**SHORT EXERCISE:**
All of the data that follows should be retyped exactly, please, except the pictures.

**AVAILABLE RECORDS:**
++++++++++
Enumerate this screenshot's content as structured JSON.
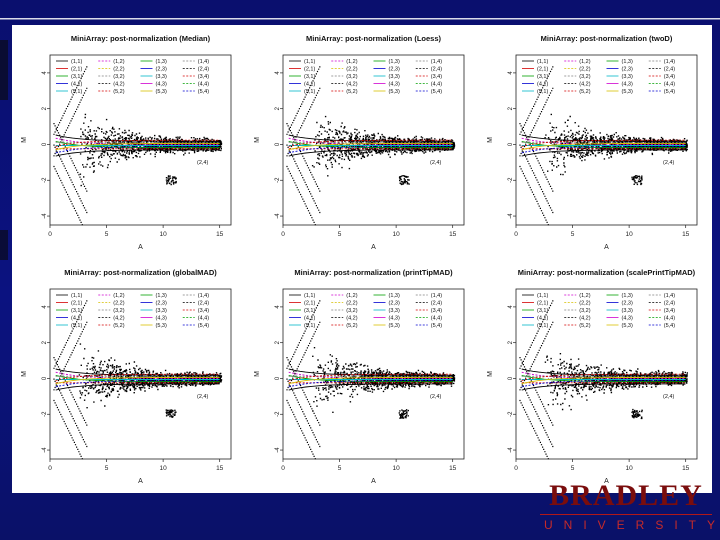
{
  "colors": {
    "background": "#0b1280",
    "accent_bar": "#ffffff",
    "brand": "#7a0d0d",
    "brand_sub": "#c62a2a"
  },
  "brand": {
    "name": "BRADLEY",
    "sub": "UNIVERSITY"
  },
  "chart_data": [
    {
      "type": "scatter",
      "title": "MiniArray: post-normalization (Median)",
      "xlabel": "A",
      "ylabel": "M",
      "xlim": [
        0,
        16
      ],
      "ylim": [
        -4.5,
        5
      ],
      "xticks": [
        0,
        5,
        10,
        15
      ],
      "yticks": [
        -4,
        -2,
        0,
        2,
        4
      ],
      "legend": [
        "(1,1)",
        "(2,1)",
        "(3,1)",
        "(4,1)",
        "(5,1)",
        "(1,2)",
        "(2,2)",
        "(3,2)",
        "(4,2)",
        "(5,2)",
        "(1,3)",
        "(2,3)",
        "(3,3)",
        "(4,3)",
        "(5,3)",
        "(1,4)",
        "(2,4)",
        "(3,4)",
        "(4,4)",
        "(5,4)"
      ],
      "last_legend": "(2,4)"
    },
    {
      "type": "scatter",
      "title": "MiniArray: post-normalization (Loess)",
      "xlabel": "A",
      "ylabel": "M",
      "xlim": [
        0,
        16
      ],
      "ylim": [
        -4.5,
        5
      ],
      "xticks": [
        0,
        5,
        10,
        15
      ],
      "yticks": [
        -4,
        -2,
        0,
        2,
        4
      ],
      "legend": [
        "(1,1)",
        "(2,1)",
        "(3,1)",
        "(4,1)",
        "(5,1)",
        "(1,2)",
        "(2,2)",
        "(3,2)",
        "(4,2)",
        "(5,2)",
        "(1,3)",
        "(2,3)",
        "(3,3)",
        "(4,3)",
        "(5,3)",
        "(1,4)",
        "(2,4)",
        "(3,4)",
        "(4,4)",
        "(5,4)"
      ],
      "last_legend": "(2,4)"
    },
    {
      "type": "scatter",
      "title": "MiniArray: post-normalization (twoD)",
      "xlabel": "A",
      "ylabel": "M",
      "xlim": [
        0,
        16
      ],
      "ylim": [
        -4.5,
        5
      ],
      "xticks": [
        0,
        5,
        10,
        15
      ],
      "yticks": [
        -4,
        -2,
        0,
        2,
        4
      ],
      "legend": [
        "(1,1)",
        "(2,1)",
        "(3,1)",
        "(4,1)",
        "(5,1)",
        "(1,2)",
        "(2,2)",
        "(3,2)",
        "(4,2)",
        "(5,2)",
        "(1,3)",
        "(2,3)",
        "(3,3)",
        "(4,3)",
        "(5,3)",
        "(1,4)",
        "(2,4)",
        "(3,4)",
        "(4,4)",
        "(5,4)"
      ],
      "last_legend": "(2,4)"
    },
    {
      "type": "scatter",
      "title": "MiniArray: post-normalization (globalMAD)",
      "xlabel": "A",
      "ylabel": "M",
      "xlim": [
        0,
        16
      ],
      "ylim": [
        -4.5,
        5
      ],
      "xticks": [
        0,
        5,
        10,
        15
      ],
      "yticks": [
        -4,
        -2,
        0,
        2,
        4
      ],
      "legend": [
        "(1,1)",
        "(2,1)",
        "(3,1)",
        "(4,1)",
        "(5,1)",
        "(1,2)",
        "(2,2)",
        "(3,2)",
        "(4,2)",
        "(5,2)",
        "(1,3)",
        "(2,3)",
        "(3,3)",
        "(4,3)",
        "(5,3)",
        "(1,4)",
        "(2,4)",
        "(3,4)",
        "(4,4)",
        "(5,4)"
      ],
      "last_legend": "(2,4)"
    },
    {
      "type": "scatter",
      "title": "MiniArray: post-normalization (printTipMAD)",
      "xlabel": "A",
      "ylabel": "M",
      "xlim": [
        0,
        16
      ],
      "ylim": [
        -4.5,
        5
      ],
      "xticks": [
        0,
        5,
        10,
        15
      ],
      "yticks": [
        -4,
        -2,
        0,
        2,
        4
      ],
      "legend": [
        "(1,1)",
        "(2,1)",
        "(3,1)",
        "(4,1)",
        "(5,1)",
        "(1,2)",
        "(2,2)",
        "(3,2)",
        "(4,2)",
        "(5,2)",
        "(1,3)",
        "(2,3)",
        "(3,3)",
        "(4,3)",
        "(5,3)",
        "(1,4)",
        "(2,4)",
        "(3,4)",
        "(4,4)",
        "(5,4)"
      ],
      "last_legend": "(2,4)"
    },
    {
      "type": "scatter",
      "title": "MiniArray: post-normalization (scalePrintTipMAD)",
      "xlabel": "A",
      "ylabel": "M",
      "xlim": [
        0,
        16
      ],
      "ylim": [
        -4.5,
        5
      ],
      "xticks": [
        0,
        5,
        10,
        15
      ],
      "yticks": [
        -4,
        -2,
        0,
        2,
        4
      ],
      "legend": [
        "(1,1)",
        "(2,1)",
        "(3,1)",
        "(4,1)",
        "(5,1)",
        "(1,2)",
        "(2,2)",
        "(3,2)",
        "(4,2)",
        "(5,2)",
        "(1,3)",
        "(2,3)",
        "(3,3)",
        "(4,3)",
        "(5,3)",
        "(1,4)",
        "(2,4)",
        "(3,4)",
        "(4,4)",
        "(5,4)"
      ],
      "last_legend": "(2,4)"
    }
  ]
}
++++++++++
**ANSWER FOR THIS EXERCISE:**
Enumerate this screenshot's content as structured JSON.
{
  "colors": {
    "background": "#0b1280",
    "accent_bar": "#ffffff",
    "brand": "#7a0d0d",
    "brand_sub": "#c62a2a"
  },
  "brand": {
    "name": "BRADLEY",
    "sub": "UNIVERSITY"
  },
  "chart_data": [
    {
      "type": "scatter",
      "title": "MiniArray: post-normalization (Median)",
      "xlabel": "A",
      "ylabel": "M",
      "xlim": [
        0,
        16
      ],
      "ylim": [
        -4.5,
        5
      ],
      "xticks": [
        0,
        5,
        10,
        15
      ],
      "yticks": [
        -4,
        -2,
        0,
        2,
        4
      ],
      "legend": [
        "(1,1)",
        "(2,1)",
        "(3,1)",
        "(4,1)",
        "(5,1)",
        "(1,2)",
        "(2,2)",
        "(3,2)",
        "(4,2)",
        "(5,2)",
        "(1,3)",
        "(2,3)",
        "(3,3)",
        "(4,3)",
        "(5,3)",
        "(1,4)",
        "(2,4)",
        "(3,4)",
        "(4,4)",
        "(5,4)"
      ],
      "last_legend": "(2,4)"
    },
    {
      "type": "scatter",
      "title": "MiniArray: post-normalization (Loess)",
      "xlabel": "A",
      "ylabel": "M",
      "xlim": [
        0,
        16
      ],
      "ylim": [
        -4.5,
        5
      ],
      "xticks": [
        0,
        5,
        10,
        15
      ],
      "yticks": [
        -4,
        -2,
        0,
        2,
        4
      ],
      "legend": [
        "(1,1)",
        "(2,1)",
        "(3,1)",
        "(4,1)",
        "(5,1)",
        "(1,2)",
        "(2,2)",
        "(3,2)",
        "(4,2)",
        "(5,2)",
        "(1,3)",
        "(2,3)",
        "(3,3)",
        "(4,3)",
        "(5,3)",
        "(1,4)",
        "(2,4)",
        "(3,4)",
        "(4,4)",
        "(5,4)"
      ],
      "last_legend": "(2,4)"
    },
    {
      "type": "scatter",
      "title": "MiniArray: post-normalization (twoD)",
      "xlabel": "A",
      "ylabel": "M",
      "xlim": [
        0,
        16
      ],
      "ylim": [
        -4.5,
        5
      ],
      "xticks": [
        0,
        5,
        10,
        15
      ],
      "yticks": [
        -4,
        -2,
        0,
        2,
        4
      ],
      "legend": [
        "(1,1)",
        "(2,1)",
        "(3,1)",
        "(4,1)",
        "(5,1)",
        "(1,2)",
        "(2,2)",
        "(3,2)",
        "(4,2)",
        "(5,2)",
        "(1,3)",
        "(2,3)",
        "(3,3)",
        "(4,3)",
        "(5,3)",
        "(1,4)",
        "(2,4)",
        "(3,4)",
        "(4,4)",
        "(5,4)"
      ],
      "last_legend": "(2,4)"
    },
    {
      "type": "scatter",
      "title": "MiniArray: post-normalization (globalMAD)",
      "xlabel": "A",
      "ylabel": "M",
      "xlim": [
        0,
        16
      ],
      "ylim": [
        -4.5,
        5
      ],
      "xticks": [
        0,
        5,
        10,
        15
      ],
      "yticks": [
        -4,
        -2,
        0,
        2,
        4
      ],
      "legend": [
        "(1,1)",
        "(2,1)",
        "(3,1)",
        "(4,1)",
        "(5,1)",
        "(1,2)",
        "(2,2)",
        "(3,2)",
        "(4,2)",
        "(5,2)",
        "(1,3)",
        "(2,3)",
        "(3,3)",
        "(4,3)",
        "(5,3)",
        "(1,4)",
        "(2,4)",
        "(3,4)",
        "(4,4)",
        "(5,4)"
      ],
      "last_legend": "(2,4)"
    },
    {
      "type": "scatter",
      "title": "MiniArray: post-normalization (printTipMAD)",
      "xlabel": "A",
      "ylabel": "M",
      "xlim": [
        0,
        16
      ],
      "ylim": [
        -4.5,
        5
      ],
      "xticks": [
        0,
        5,
        10,
        15
      ],
      "yticks": [
        -4,
        -2,
        0,
        2,
        4
      ],
      "legend": [
        "(1,1)",
        "(2,1)",
        "(3,1)",
        "(4,1)",
        "(5,1)",
        "(1,2)",
        "(2,2)",
        "(3,2)",
        "(4,2)",
        "(5,2)",
        "(1,3)",
        "(2,3)",
        "(3,3)",
        "(4,3)",
        "(5,3)",
        "(1,4)",
        "(2,4)",
        "(3,4)",
        "(4,4)",
        "(5,4)"
      ],
      "last_legend": "(2,4)"
    },
    {
      "type": "scatter",
      "title": "MiniArray: post-normalization (scalePrintTipMAD)",
      "xlabel": "A",
      "ylabel": "M",
      "xlim": [
        0,
        16
      ],
      "ylim": [
        -4.5,
        5
      ],
      "xticks": [
        0,
        5,
        10,
        15
      ],
      "yticks": [
        -4,
        -2,
        0,
        2,
        4
      ],
      "legend": [
        "(1,1)",
        "(2,1)",
        "(3,1)",
        "(4,1)",
        "(5,1)",
        "(1,2)",
        "(2,2)",
        "(3,2)",
        "(4,2)",
        "(5,2)",
        "(1,3)",
        "(2,3)",
        "(3,3)",
        "(4,3)",
        "(5,3)",
        "(1,4)",
        "(2,4)",
        "(3,4)",
        "(4,4)",
        "(5,4)"
      ],
      "last_legend": "(2,4)"
    }
  ]
}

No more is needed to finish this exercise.